- _SHORT TASK_
Say the number of lines containing the string "верят", and say nothing else.

::: DATA ROWS :::

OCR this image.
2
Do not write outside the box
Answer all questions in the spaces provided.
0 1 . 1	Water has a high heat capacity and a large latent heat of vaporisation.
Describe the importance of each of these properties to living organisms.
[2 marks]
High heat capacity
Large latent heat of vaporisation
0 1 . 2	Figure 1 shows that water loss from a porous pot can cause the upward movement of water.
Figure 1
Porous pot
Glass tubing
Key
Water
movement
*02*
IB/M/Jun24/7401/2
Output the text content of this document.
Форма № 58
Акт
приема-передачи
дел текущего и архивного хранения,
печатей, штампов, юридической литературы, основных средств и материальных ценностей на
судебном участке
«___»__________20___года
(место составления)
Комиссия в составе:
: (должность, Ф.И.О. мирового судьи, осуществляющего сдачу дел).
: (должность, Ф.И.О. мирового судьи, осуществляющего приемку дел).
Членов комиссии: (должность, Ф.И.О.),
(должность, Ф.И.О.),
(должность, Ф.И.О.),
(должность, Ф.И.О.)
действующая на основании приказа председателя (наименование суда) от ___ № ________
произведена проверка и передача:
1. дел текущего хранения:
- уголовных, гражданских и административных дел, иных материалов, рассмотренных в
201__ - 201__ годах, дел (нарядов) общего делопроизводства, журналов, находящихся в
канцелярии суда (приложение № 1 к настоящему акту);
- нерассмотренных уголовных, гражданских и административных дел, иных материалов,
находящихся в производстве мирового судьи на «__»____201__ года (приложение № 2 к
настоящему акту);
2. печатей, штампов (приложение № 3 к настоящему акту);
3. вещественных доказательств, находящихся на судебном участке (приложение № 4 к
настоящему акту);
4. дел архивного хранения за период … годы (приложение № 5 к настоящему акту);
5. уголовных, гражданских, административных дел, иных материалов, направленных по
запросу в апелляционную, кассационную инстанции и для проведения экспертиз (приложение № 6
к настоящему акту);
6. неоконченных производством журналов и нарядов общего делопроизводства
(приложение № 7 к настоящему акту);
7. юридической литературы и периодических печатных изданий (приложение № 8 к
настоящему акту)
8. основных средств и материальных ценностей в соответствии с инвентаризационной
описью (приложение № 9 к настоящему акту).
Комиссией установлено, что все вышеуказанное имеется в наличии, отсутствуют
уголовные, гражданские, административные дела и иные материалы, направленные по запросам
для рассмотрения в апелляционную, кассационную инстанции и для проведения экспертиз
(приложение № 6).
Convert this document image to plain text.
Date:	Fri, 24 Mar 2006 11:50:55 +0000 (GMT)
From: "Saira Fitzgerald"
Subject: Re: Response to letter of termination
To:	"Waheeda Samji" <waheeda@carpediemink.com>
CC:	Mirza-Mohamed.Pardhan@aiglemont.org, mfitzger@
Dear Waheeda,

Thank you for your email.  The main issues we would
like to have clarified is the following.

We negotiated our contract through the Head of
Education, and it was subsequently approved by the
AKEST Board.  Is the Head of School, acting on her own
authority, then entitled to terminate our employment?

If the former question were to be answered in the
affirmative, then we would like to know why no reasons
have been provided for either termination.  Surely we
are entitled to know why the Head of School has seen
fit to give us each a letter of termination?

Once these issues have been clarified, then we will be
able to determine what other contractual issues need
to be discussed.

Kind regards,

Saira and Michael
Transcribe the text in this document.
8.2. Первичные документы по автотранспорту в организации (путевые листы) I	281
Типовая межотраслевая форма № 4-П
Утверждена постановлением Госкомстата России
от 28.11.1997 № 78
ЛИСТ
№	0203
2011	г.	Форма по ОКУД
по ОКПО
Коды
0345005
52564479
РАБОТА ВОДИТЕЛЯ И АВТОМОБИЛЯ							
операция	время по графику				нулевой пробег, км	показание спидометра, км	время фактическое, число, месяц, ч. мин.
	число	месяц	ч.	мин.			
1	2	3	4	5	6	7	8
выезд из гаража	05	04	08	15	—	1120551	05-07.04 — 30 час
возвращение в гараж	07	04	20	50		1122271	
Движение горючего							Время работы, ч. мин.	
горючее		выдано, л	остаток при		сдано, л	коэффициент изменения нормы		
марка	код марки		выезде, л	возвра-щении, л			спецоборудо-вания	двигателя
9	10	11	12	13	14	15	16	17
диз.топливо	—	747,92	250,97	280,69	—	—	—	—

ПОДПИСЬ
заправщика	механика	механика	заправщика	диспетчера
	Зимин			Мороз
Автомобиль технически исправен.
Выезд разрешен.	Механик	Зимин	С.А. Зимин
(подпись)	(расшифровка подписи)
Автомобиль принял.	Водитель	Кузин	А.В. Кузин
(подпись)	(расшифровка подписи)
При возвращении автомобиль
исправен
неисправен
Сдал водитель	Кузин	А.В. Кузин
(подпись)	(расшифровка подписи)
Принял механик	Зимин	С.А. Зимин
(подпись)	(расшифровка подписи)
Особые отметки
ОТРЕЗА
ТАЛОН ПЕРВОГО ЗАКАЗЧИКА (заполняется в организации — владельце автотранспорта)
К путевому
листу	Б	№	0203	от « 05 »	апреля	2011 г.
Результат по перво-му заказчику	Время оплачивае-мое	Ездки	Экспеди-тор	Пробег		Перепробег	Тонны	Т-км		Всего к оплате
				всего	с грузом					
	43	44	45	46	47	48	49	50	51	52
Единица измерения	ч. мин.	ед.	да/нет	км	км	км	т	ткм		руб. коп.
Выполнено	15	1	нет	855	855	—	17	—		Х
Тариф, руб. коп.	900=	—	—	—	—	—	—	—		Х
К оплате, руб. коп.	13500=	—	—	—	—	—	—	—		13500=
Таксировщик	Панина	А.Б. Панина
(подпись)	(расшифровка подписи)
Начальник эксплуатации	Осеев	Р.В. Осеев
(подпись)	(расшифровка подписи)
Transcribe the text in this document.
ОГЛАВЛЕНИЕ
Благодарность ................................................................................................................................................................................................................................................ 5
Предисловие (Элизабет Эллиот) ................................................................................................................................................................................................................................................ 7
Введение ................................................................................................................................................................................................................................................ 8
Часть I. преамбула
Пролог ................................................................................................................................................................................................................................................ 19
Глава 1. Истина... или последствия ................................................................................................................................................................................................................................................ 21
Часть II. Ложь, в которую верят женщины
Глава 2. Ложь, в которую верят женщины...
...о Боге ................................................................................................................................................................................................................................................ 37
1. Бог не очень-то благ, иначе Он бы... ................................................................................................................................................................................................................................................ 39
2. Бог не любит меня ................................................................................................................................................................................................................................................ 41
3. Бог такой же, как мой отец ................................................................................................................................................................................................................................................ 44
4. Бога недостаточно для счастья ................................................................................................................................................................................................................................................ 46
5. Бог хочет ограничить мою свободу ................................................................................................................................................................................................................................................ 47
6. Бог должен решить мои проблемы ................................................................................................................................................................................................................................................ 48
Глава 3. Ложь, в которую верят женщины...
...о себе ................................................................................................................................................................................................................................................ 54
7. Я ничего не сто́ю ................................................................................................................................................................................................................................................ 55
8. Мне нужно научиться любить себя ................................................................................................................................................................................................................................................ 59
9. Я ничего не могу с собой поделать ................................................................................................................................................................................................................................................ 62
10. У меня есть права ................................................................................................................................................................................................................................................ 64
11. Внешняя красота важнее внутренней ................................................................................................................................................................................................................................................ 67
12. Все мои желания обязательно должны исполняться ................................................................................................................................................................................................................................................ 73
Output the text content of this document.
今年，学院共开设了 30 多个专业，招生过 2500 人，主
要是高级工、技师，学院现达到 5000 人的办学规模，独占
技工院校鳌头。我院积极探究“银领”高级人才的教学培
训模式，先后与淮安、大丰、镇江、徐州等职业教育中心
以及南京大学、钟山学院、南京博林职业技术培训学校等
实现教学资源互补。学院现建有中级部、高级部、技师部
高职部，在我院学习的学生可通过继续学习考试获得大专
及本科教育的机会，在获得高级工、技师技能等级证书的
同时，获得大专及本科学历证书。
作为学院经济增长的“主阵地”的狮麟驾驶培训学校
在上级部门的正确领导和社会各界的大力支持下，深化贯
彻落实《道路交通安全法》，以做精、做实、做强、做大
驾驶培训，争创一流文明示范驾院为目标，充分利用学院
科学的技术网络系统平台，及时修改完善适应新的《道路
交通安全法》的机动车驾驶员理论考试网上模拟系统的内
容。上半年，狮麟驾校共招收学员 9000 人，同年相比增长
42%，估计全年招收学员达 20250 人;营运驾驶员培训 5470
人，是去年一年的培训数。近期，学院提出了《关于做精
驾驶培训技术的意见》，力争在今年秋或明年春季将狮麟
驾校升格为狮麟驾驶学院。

:::

- _WRITTEN REPLY_
3